* [Exercise prompt]: Produce an exact copy of all the data below, dropping every image.
[Start Records for this exercise]
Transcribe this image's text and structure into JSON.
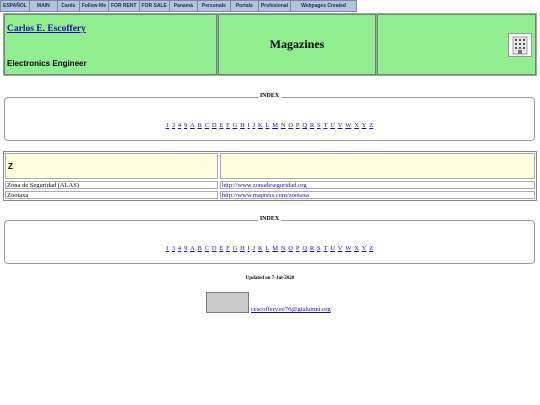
{
  "nav": {
    "items": [
      "ESPAÑOL",
      "MAIN",
      "Cards",
      "Follow Me",
      "FOR RENT",
      "FOR SALE",
      "Panamá",
      "Personals",
      "Portals",
      "Profesional",
      "Webpages Created"
    ]
  },
  "header": {
    "author_name": "Carlos E. Escoffery",
    "author_title": "Electronics Engineer",
    "page_title": "Magazines"
  },
  "index": {
    "legend": "INDEX",
    "letters": [
      "1",
      "3",
      "4",
      "9",
      "A",
      "B",
      "C",
      "D",
      "E",
      "F",
      "G",
      "H",
      "I",
      "J",
      "K",
      "L",
      "M",
      "N",
      "O",
      "P",
      "Q",
      "R",
      "S",
      "T",
      "U",
      "V",
      "W",
      "X",
      "Y",
      "Z"
    ]
  },
  "section": {
    "letter": "Z",
    "rows": [
      {
        "name": "Zona de Seguridad (ALAS)",
        "url": "http://www.zonadeseguridad.org"
      },
      {
        "name": "Zootaxa",
        "url": "http://www.mapress.com/zootaxa"
      }
    ]
  },
  "footer": {
    "updated": "Updated on 7-Jul-2020",
    "email": "cescoffery.ee76@gtalumni.org"
  },
  "colors": {
    "nav_bg": "#b0c4de",
    "header_bg": "#90ee90",
    "section_bg": "#ffffe0",
    "link": "#1a0dab"
  }
}
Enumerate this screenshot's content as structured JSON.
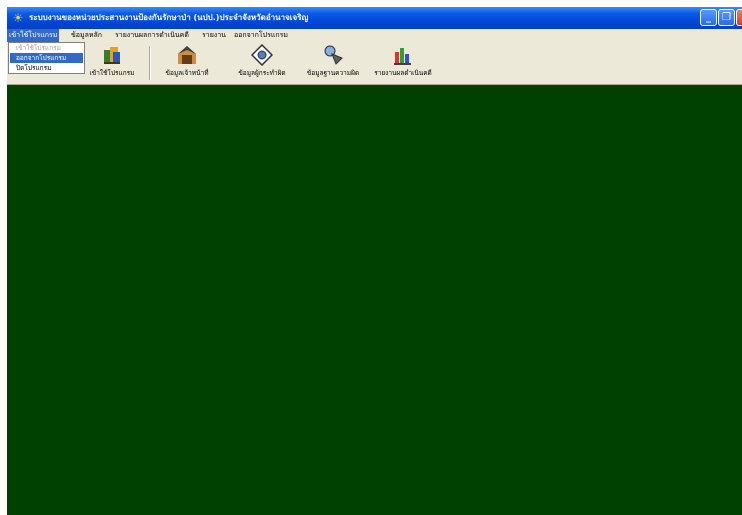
{
  "window": {
    "title": "ระบบงานของหน่วยประสานงานป้องกันรักษาป่า (นปป.)ประจำจังหวัดอำนาจเจริญ",
    "app_icon": "☀",
    "min_glyph": "_",
    "max_glyph": "❐",
    "close_glyph": "✕"
  },
  "menubar": {
    "program": "เข้าใช้โปรแกรม",
    "master": "ข้อมูลหลัก",
    "report_perf": "รายงานผลการดำเนินคดี",
    "report": "รายงาน",
    "exit": "ออกจากโปรแกรม"
  },
  "dropdown": {
    "login": "เข้าใช้โปรแกรม",
    "logout": "ออกจากโปรแกรม",
    "close": "ปิดโปรแกรม"
  },
  "toolbar": {
    "login": "เข้าใช้โปรแกรม",
    "staff": "ข้อมูลเจ้าหน้าที่",
    "offender": "ข้อมูลผู้กระทำผิด",
    "offense": "ข้อมูลฐานความผิด",
    "perf": "รายงานผลดำเนินคดี"
  },
  "colors": {
    "client_bg": "#004000",
    "titlebar": "#0a5be6",
    "selection": "#316ac5"
  }
}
[End Records for this exercise]
* [Exercise output]:
Transcribe this image's text and structure into JSON.
{
  "nav": {
    "items": [
      "ESPAÑOL",
      "MAIN",
      "Cards",
      "Follow Me",
      "FOR RENT",
      "FOR SALE",
      "Panamá",
      "Personals",
      "Portals",
      "Profesional",
      "Webpages Created"
    ]
  },
  "header": {
    "author_name": "Carlos E. Escoffery",
    "author_title": "Electronics Engineer",
    "page_title": "Magazines"
  },
  "index": {
    "legend": "INDEX",
    "letters": [
      "1",
      "3",
      "4",
      "9",
      "A",
      "B",
      "C",
      "D",
      "E",
      "F",
      "G",
      "H",
      "I",
      "J",
      "K",
      "L",
      "M",
      "N",
      "O",
      "P",
      "Q",
      "R",
      "S",
      "T",
      "U",
      "V",
      "W",
      "X",
      "Y",
      "Z"
    ]
  },
  "section": {
    "letter": "Z",
    "rows": [
      {
        "name": "Zona de Seguridad (ALAS)",
        "url": "http://www.zonadeseguridad.org"
      },
      {
        "name": "Zootaxa",
        "url": "http://www.mapress.com/zootaxa"
      }
    ]
  },
  "footer": {
    "updated": "Updated on 7-Jul-2020",
    "email": "cescoffery.ee76@gtalumni.org"
  },
  "colors": {
    "nav_bg": "#b0c4de",
    "header_bg": "#90ee90",
    "section_bg": "#ffffe0",
    "link": "#1a0dab"
  }
}
Enumerate this screenshot's content as structured JSON.
{
  "window": {
    "title": "ระบบงานของหน่วยประสานงานป้องกันรักษาป่า (นปป.)ประจำจังหวัดอำนาจเจริญ",
    "app_icon": "☀",
    "min_glyph": "_",
    "max_glyph": "❐",
    "close_glyph": "✕"
  },
  "menubar": {
    "program": "เข้าใช้โปรแกรม",
    "master": "ข้อมูลหลัก",
    "report_perf": "รายงานผลการดำเนินคดี",
    "report": "รายงาน",
    "exit": "ออกจากโปรแกรม"
  },
  "dropdown": {
    "login": "เข้าใช้โปรแกรม",
    "logout": "ออกจากโปรแกรม",
    "close": "ปิดโปรแกรม"
  },
  "toolbar": {
    "login": "เข้าใช้โปรแกรม",
    "staff": "ข้อมูลเจ้าหน้าที่",
    "offender": "ข้อมูลผู้กระทำผิด",
    "offense": "ข้อมูลฐานความผิด",
    "perf": "รายงานผลดำเนินคดี"
  },
  "colors": {
    "client_bg": "#004000",
    "titlebar": "#0a5be6",
    "selection": "#316ac5"
  }
}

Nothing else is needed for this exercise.